===== Dataset records =====
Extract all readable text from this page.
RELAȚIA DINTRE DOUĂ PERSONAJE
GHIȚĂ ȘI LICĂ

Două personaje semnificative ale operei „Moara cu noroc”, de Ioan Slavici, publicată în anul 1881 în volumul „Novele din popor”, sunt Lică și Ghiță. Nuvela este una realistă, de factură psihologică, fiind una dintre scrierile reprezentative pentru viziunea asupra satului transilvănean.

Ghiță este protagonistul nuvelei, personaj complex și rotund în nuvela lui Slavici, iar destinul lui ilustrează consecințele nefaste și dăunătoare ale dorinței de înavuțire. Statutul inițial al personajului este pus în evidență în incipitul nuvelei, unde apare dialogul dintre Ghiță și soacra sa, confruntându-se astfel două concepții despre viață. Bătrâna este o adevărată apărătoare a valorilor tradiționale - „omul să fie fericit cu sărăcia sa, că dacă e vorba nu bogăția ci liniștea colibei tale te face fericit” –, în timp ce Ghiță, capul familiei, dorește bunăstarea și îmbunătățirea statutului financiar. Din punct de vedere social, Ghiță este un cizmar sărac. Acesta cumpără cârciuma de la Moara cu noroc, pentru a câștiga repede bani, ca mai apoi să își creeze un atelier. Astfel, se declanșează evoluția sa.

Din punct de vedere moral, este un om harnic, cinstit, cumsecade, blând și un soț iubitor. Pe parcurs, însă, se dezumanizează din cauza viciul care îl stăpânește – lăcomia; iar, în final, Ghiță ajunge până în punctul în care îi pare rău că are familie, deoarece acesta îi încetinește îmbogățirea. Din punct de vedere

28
=====
◆ Job ◆
Write out the full listing, keeping every line exactly as it is.

◆ Final result ◆
Extract all readable text from this page.
RELAȚIA DINTRE DOUĂ PERSONAJE
GHIȚĂ ȘI LICĂ

Două personaje semnificative ale operei „Moara cu noroc”, de Ioan Slavici, publicată în anul 1881 în volumul „Novele din popor”, sunt Lică și Ghiță. Nuvela este una realistă, de factură psihologică, fiind una dintre scrierile reprezentative pentru viziunea asupra satului transilvănean.

Ghiță este protagonistul nuvelei, personaj complex și rotund în nuvela lui Slavici, iar destinul lui ilustrează consecințele nefaste și dăunătoare ale dorinței de înavuțire. Statutul inițial al personajului este pus în evidență în incipitul nuvelei, unde apare dialogul dintre Ghiță și soacra sa, confruntându-se astfel două concepții despre viață. Bătrâna este o adevărată apărătoare a valorilor tradiționale - „omul să fie fericit cu sărăcia sa, că dacă e vorba nu bogăția ci liniștea colibei tale te face fericit” –, în timp ce Ghiță, capul familiei, dorește bunăstarea și îmbunătățirea statutului financiar. Din punct de vedere social, Ghiță este un cizmar sărac. Acesta cumpără cârciuma de la Moara cu noroc, pentru a câștiga repede bani, ca mai apoi să își creeze un atelier. Astfel, se declanșează evoluția sa.

Din punct de vedere moral, este un om harnic, cinstit, cumsecade, blând și un soț iubitor. Pe parcurs, însă, se dezumanizează din cauza viciul care îl stăpânește – lăcomia; iar, în final, Ghiță ajunge până în punctul în care îi pare rău că are familie, deoarece acesta îi încetinește îmbogățirea. Din punct de vedere

28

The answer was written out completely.